**CHALLENGE:**
Repeat every line of the material, character for character.

(Stored records)
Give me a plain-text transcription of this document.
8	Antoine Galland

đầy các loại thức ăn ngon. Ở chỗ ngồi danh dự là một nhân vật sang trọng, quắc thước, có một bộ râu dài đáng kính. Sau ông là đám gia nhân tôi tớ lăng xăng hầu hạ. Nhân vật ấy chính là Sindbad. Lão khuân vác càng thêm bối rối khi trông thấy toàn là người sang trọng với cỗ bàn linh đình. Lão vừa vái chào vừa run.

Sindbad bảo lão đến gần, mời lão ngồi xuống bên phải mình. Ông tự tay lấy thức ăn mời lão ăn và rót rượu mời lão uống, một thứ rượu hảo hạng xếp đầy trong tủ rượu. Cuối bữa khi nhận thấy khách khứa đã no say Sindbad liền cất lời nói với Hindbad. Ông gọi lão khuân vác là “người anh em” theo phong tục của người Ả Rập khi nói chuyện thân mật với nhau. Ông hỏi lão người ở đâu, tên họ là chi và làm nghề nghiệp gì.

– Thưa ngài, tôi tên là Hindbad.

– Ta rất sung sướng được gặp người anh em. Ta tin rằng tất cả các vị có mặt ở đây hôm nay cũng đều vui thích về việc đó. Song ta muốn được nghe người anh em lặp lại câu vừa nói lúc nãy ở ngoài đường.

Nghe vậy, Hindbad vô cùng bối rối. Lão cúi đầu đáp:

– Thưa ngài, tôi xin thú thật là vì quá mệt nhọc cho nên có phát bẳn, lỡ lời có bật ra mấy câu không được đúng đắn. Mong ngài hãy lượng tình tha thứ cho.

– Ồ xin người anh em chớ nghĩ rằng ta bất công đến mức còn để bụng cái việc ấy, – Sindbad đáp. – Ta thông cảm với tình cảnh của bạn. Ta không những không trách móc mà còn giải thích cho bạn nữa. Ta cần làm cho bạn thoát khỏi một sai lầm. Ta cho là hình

**COMPLETE ANSWER:**
Give me a plain-text transcription of this document.
8	Antoine Galland

đầy các loại thức ăn ngon. Ở chỗ ngồi danh dự là một nhân vật sang trọng, quắc thước, có một bộ râu dài đáng kính. Sau ông là đám gia nhân tôi tớ lăng xăng hầu hạ. Nhân vật ấy chính là Sindbad. Lão khuân vác càng thêm bối rối khi trông thấy toàn là người sang trọng với cỗ bàn linh đình. Lão vừa vái chào vừa run.

Sindbad bảo lão đến gần, mời lão ngồi xuống bên phải mình. Ông tự tay lấy thức ăn mời lão ăn và rót rượu mời lão uống, một thứ rượu hảo hạng xếp đầy trong tủ rượu. Cuối bữa khi nhận thấy khách khứa đã no say Sindbad liền cất lời nói với Hindbad. Ông gọi lão khuân vác là “người anh em” theo phong tục của người Ả Rập khi nói chuyện thân mật với nhau. Ông hỏi lão người ở đâu, tên họ là chi và làm nghề nghiệp gì.

– Thưa ngài, tôi tên là Hindbad.

– Ta rất sung sướng được gặp người anh em. Ta tin rằng tất cả các vị có mặt ở đây hôm nay cũng đều vui thích về việc đó. Song ta muốn được nghe người anh em lặp lại câu vừa nói lúc nãy ở ngoài đường.

Nghe vậy, Hindbad vô cùng bối rối. Lão cúi đầu đáp:

– Thưa ngài, tôi xin thú thật là vì quá mệt nhọc cho nên có phát bẳn, lỡ lời có bật ra mấy câu không được đúng đắn. Mong ngài hãy lượng tình tha thứ cho.

– Ồ xin người anh em chớ nghĩ rằng ta bất công đến mức còn để bụng cái việc ấy, – Sindbad đáp. – Ta thông cảm với tình cảnh của bạn. Ta không những không trách móc mà còn giải thích cho bạn nữa. Ta cần làm cho bạn thoát khỏi một sai lầm. Ta cho là hình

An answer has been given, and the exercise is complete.